Entries from a dataset:
- - - - -

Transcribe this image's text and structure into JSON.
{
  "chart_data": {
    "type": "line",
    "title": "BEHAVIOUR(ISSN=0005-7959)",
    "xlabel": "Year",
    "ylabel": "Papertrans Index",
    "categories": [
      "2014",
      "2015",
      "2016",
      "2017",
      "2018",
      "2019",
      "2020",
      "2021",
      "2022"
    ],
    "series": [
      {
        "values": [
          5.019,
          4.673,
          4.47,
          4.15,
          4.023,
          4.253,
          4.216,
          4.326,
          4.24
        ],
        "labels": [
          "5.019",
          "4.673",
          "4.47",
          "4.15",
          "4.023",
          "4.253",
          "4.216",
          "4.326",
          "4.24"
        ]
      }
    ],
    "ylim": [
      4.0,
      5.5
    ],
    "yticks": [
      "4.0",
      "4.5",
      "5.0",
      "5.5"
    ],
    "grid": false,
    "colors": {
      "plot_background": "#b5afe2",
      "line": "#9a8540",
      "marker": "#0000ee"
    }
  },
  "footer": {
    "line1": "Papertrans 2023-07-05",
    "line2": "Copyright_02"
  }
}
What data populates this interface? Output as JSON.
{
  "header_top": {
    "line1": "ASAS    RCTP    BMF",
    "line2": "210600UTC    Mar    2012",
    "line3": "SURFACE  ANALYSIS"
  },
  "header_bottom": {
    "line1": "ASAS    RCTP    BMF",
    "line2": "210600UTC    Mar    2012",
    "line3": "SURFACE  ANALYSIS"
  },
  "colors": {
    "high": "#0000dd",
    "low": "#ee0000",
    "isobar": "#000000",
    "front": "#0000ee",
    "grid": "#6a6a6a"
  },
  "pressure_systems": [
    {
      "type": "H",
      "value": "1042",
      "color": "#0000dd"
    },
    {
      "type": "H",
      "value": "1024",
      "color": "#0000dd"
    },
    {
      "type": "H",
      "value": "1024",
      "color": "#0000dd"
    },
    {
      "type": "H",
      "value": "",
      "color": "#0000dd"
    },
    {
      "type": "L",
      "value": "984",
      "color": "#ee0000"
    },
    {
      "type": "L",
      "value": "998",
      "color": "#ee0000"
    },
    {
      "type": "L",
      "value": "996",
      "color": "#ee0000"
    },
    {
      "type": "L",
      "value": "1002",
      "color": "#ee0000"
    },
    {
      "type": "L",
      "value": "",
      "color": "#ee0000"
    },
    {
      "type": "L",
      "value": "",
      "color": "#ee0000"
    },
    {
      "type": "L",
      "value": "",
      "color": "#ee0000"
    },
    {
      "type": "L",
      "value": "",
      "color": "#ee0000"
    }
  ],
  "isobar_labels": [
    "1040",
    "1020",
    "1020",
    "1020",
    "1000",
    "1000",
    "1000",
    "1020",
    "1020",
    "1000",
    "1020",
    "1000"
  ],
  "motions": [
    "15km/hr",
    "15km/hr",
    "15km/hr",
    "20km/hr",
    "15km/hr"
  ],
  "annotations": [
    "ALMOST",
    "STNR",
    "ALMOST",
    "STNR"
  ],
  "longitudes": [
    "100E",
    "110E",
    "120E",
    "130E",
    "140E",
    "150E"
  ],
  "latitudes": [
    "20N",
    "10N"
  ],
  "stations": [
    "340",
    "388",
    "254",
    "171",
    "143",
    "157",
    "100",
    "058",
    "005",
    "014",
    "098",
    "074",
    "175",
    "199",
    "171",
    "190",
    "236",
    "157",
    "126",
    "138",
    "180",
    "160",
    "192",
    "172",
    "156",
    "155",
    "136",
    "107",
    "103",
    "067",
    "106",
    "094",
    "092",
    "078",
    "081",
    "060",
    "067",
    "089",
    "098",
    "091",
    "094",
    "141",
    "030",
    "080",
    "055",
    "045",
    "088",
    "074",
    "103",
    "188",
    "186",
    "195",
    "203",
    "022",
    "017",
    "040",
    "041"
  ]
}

- - - - -

- PROBLEM TO WORK ON
The full set of records should be duplicated exactly.

- RESULT FOR THIS TASK
Transcribe this image's text and structure into JSON.
{
  "chart_data": {
    "type": "line",
    "title": "BEHAVIOUR(ISSN=0005-7959)",
    "xlabel": "Year",
    "ylabel": "Papertrans Index",
    "categories": [
      "2014",
      "2015",
      "2016",
      "2017",
      "2018",
      "2019",
      "2020",
      "2021",
      "2022"
    ],
    "series": [
      {
        "values": [
          5.019,
          4.673,
          4.47,
          4.15,
          4.023,
          4.253,
          4.216,
          4.326,
          4.24
        ],
        "labels": [
          "5.019",
          "4.673",
          "4.47",
          "4.15",
          "4.023",
          "4.253",
          "4.216",
          "4.326",
          "4.24"
        ]
      }
    ],
    "ylim": [
      4.0,
      5.5
    ],
    "yticks": [
      "4.0",
      "4.5",
      "5.0",
      "5.5"
    ],
    "grid": false,
    "colors": {
      "plot_background": "#b5afe2",
      "line": "#9a8540",
      "marker": "#0000ee"
    }
  },
  "footer": {
    "line1": "Papertrans 2023-07-05",
    "line2": "Copyright_02"
  }
}
What data populates this interface? Output as JSON.
{
  "header_top": {
    "line1": "ASAS    RCTP    BMF",
    "line2": "210600UTC    Mar    2012",
    "line3": "SURFACE  ANALYSIS"
  },
  "header_bottom": {
    "line1": "ASAS    RCTP    BMF",
    "line2": "210600UTC    Mar    2012",
    "line3": "SURFACE  ANALYSIS"
  },
  "colors": {
    "high": "#0000dd",
    "low": "#ee0000",
    "isobar": "#000000",
    "front": "#0000ee",
    "grid": "#6a6a6a"
  },
  "pressure_systems": [
    {
      "type": "H",
      "value": "1042",
      "color": "#0000dd"
    },
    {
      "type": "H",
      "value": "1024",
      "color": "#0000dd"
    },
    {
      "type": "H",
      "value": "1024",
      "color": "#0000dd"
    },
    {
      "type": "H",
      "value": "",
      "color": "#0000dd"
    },
    {
      "type": "L",
      "value": "984",
      "color": "#ee0000"
    },
    {
      "type": "L",
      "value": "998",
      "color": "#ee0000"
    },
    {
      "type": "L",
      "value": "996",
      "color": "#ee0000"
    },
    {
      "type": "L",
      "value": "1002",
      "color": "#ee0000"
    },
    {
      "type": "L",
      "value": "",
      "color": "#ee0000"
    },
    {
      "type": "L",
      "value": "",
      "color": "#ee0000"
    },
    {
      "type": "L",
      "value": "",
      "color": "#ee0000"
    },
    {
      "type": "L",
      "value": "",
      "color": "#ee0000"
    }
  ],
  "isobar_labels": [
    "1040",
    "1020",
    "1020",
    "1020",
    "1000",
    "1000",
    "1000",
    "1020",
    "1020",
    "1000",
    "1020",
    "1000"
  ],
  "motions": [
    "15km/hr",
    "15km/hr",
    "15km/hr",
    "20km/hr",
    "15km/hr"
  ],
  "annotations": [
    "ALMOST",
    "STNR",
    "ALMOST",
    "STNR"
  ],
  "longitudes": [
    "100E",
    "110E",
    "120E",
    "130E",
    "140E",
    "150E"
  ],
  "latitudes": [
    "20N",
    "10N"
  ],
  "stations": [
    "340",
    "388",
    "254",
    "171",
    "143",
    "157",
    "100",
    "058",
    "005",
    "014",
    "098",
    "074",
    "175",
    "199",
    "171",
    "190",
    "236",
    "157",
    "126",
    "138",
    "180",
    "160",
    "192",
    "172",
    "156",
    "155",
    "136",
    "107",
    "103",
    "067",
    "106",
    "094",
    "092",
    "078",
    "081",
    "060",
    "067",
    "089",
    "098",
    "091",
    "094",
    "141",
    "030",
    "080",
    "055",
    "045",
    "088",
    "074",
    "103",
    "188",
    "186",
    "195",
    "203",
    "022",
    "017",
    "040",
    "041"
  ]
}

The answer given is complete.